Reproduce all of the data exactly.

═════ Supplied material ═════

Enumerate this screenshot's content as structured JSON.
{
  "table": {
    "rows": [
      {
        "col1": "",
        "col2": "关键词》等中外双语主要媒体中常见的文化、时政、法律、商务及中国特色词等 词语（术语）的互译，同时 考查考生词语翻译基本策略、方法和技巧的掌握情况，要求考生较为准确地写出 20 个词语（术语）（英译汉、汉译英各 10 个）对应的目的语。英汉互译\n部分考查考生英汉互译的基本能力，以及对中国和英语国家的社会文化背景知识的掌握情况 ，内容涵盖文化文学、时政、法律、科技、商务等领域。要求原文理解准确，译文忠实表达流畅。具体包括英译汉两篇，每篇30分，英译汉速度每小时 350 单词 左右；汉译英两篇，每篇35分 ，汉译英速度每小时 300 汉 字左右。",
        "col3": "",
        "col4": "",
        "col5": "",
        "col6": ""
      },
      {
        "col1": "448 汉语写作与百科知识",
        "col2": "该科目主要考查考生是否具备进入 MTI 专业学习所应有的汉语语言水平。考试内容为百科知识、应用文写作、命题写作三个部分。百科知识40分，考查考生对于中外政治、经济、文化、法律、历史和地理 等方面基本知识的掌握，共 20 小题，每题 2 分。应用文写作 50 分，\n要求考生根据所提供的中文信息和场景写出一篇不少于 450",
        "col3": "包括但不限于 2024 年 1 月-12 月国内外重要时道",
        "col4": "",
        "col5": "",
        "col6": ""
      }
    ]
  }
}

═════

## Response
Enumerate this screenshot's content as structured JSON.
{
  "table": {
    "rows": [
      {
        "col1": "",
        "col2": "关键词》等中外双语主要媒体中常见的文化、时政、法律、商务及中国特色词等 词语（术语）的互译，同时 考查考生词语翻译基本策略、方法和技巧的掌握情况，要求考生较为准确地写出 20 个词语（术语）（英译汉、汉译英各 10 个）对应的目的语。英汉互译\n部分考查考生英汉互译的基本能力，以及对中国和英语国家的社会文化背景知识的掌握情况 ，内容涵盖文化文学、时政、法律、科技、商务等领域。要求原文理解准确，译文忠实表达流畅。具体包括英译汉两篇，每篇30分，英译汉速度每小时 350 单词 左右；汉译英两篇，每篇35分 ，汉译英速度每小时 300 汉 字左右。",
        "col3": "",
        "col4": "",
        "col5": "",
        "col6": ""
      },
      {
        "col1": "448 汉语写作与百科知识",
        "col2": "该科目主要考查考生是否具备进入 MTI 专业学习所应有的汉语语言水平。考试内容为百科知识、应用文写作、命题写作三个部分。百科知识40分，考查考生对于中外政治、经济、文化、法律、历史和地理 等方面基本知识的掌握，共 20 小题，每题 2 分。应用文写作 50 分，\n要求考生根据所提供的中文信息和场景写出一篇不少于 450",
        "col3": "包括但不限于 2024 年 1 月-12 月国内外重要时道",
        "col4": "",
        "col5": "",
        "col6": ""
      }
    ]
  }
}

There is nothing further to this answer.